## [WHAT THIS TASK INVOLVES]
In the text about the Melbourne suburb of Bellfield, which road forms the suburb's eastern boundary?

## [EXCERPTED PASSAGE]
● ● ● ● ● ● ●

Bellfield is a suburb of Melbourne, Victoria, Australia, 9 km north-east from Melbourne's Central Business District, located within the City of Banyule local government area. Bellfield recorded a population of 1,996 at the 2021 census.

Geography and description  
Bellfield is bounded in the west by the Darebin Creek, in the north by Bell Street, in the east by Waterdale Road and in the south by Banksia Street.

Bellfield is primarily residential but includes the Banyule Waste Recovery Centre on Waterdale Road and sporting fields in Ford Park and Liberty Park Reserve on Banksia Street, towards Darebin Creek.

Bellfield Cricket Club has represented the suburb in the Heidelberg District Cricket Association since 1934 and is based at Ford Park. Public Library service is provided by Yarra Plenty Regional Library. The nearest library is Ivanhoe Library or the mobile library stop at Heidelberg West.

● ● ● ● ● ● ●

## [RECORDED DATA]
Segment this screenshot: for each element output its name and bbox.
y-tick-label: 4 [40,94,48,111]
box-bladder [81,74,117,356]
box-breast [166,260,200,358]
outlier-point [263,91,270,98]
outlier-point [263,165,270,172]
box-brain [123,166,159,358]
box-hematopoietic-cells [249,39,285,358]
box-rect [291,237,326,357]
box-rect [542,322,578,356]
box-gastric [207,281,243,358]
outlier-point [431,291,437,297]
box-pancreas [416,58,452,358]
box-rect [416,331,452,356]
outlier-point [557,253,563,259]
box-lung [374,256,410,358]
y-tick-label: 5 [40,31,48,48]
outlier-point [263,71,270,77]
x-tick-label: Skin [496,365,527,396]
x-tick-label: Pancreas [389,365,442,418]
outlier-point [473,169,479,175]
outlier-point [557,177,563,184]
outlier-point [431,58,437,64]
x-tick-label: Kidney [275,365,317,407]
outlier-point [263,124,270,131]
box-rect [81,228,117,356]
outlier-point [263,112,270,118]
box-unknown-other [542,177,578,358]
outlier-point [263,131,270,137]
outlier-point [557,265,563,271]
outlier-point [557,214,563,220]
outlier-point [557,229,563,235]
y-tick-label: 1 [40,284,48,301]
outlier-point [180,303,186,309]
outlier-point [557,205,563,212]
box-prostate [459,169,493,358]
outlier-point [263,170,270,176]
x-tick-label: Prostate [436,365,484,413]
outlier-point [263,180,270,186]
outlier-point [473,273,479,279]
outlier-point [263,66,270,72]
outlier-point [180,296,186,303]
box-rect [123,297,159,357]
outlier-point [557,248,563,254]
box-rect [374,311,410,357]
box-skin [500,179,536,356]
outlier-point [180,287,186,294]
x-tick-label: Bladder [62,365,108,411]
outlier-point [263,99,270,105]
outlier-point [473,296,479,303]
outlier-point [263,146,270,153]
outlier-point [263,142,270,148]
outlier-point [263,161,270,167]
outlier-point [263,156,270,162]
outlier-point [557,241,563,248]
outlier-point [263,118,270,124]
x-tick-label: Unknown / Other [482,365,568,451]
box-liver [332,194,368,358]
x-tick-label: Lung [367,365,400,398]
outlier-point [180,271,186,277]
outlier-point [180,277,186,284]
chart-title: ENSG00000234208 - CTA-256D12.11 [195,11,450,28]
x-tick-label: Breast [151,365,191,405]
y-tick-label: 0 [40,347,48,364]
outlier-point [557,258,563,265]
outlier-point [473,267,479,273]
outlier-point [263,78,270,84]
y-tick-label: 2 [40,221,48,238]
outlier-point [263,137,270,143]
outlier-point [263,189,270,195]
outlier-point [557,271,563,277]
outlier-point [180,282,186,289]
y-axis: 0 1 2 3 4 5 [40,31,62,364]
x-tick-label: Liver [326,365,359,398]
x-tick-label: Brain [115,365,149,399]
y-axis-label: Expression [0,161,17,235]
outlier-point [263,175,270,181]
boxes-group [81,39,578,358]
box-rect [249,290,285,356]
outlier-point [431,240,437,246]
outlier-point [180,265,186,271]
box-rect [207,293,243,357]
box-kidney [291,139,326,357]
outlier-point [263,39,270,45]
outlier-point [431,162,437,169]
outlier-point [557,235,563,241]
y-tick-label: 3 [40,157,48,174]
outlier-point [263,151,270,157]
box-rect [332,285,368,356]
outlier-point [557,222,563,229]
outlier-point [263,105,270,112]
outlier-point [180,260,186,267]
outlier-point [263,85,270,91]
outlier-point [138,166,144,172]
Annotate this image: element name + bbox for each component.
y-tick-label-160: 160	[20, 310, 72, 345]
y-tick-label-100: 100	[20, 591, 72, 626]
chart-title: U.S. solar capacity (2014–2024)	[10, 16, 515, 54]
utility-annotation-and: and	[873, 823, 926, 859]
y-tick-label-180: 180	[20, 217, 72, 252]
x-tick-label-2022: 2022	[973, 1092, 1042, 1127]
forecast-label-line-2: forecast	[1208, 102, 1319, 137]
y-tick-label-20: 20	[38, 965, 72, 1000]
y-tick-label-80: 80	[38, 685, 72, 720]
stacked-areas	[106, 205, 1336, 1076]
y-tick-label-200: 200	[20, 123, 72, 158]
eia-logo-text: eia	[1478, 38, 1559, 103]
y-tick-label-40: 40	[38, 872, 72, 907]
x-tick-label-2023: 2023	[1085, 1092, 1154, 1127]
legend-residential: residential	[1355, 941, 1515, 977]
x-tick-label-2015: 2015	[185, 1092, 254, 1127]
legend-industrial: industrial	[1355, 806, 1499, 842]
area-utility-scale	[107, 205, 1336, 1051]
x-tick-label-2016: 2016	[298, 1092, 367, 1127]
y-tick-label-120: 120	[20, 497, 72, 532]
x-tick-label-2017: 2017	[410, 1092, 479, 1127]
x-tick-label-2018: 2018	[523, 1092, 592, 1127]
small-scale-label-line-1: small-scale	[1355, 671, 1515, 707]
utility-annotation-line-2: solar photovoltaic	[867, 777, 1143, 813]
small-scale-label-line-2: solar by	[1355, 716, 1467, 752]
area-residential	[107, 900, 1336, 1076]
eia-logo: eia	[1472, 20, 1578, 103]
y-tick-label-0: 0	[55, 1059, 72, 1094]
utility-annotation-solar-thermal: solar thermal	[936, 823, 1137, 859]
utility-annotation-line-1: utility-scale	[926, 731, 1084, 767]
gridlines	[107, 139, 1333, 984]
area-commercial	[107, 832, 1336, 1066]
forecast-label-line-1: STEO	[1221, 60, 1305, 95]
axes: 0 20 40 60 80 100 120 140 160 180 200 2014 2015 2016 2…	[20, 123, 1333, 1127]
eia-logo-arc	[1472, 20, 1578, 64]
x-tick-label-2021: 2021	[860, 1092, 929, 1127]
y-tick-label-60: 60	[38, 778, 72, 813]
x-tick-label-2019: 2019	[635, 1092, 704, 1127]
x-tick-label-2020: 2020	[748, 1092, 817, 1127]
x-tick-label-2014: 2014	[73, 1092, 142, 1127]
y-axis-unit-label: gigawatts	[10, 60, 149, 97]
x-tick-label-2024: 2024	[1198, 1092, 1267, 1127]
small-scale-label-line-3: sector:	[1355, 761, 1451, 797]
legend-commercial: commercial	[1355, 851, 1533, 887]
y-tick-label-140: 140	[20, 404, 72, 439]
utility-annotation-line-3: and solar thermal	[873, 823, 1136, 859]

● ● ● ● ● ● ●

## [EXERCISE ANSWER]
Waterdale Road